» TASK GOAL
Do any lines in the data below contain "name"? If so, copy every one of them.
○ ○ ○ ○
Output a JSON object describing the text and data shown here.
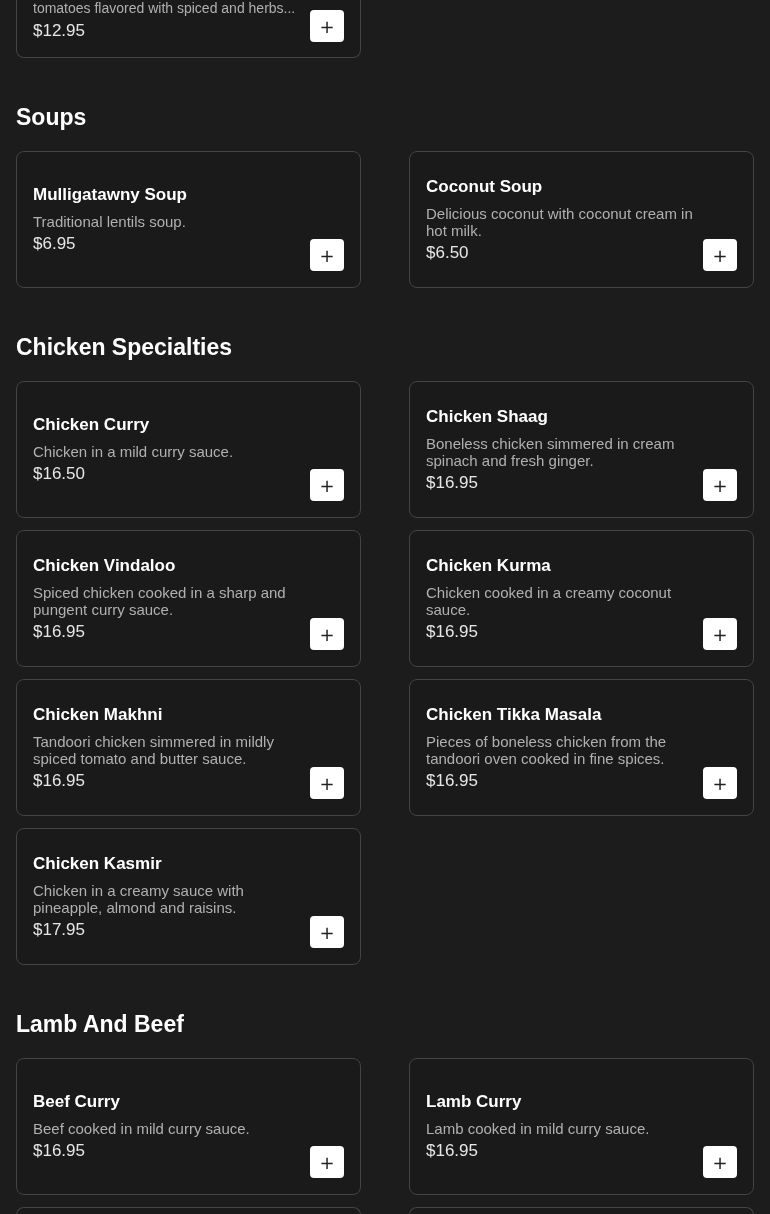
{
  "partial_item": {
    "description": "tomatoes flavored with spiced and herbs...",
    "price": "$12.95",
    "add_button": "+"
  },
  "sections": [
    {
      "title": "Soups",
      "items": [
        {
          "name": "Mulligatawny Soup",
          "description": "Traditional lentils soup.",
          "price": "$6.95",
          "add_button": "+"
        },
        {
          "name": "Coconut Soup",
          "description": "Delicious coconut with coconut cream in hot milk.",
          "price": "$6.50",
          "add_button": "+"
        }
      ]
    },
    {
      "title": "Chicken Specialties",
      "items": [
        {
          "name": "Chicken Curry",
          "description": "Chicken in a mild curry sauce.",
          "price": "$16.50",
          "add_button": "+"
        },
        {
          "name": "Chicken Shaag",
          "description": "Boneless chicken simmered in cream spinach and fresh ginger.",
          "price": "$16.95",
          "add_button": "+"
        },
        {
          "name": "Chicken Vindaloo",
          "description": "Spiced chicken cooked in a sharp and pungent curry sauce.",
          "price": "$16.95",
          "add_button": "+"
        },
        {
          "name": "Chicken Kurma",
          "description": "Chicken cooked in a creamy coconut sauce.",
          "price": "$16.95",
          "add_button": "+"
        },
        {
          "name": "Chicken Makhni",
          "description": "Tandoori chicken simmered in mildly spiced tomato and butter sauce.",
          "price": "$16.95",
          "add_button": "+"
        },
        {
          "name": "Chicken Tikka Masala",
          "description": "Pieces of boneless chicken from the tandoori oven cooked in fine spices.",
          "price": "$16.95",
          "add_button": "+"
        },
        {
          "name": "Chicken Kasmir",
          "description": "Chicken in a creamy sauce with pineapple, almond and raisins.",
          "price": "$17.95",
          "add_button": "+"
        }
      ]
    },
    {
      "title": "Lamb And Beef",
      "items": [
        {
          "name": "Beef Curry",
          "description": "Beef cooked in mild curry sauce.",
          "price": "$16.95",
          "add_button": "+"
        },
        {
          "name": "Lamb Curry",
          "description": "Lamb cooked in mild curry sauce.",
          "price": "$16.95",
          "add_button": "+"
        }
      ]
    }
  ]
}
○ ○ ○ ○
» SOLUTION
          "name": "Mulligatawny Soup",
          "name": "Coconut Soup",
          "name": "Chicken Curry",
          "name": "Chicken Shaag",
          "name": "Chicken Vindaloo",
          "name": "Chicken Kurma",
          "name": "Chicken Makhni",
          "name": "Chicken Tikka Masala",
          "name": "Chicken Kasmir",
          "name": "Beef Curry",
          "name": "Lamb Curry",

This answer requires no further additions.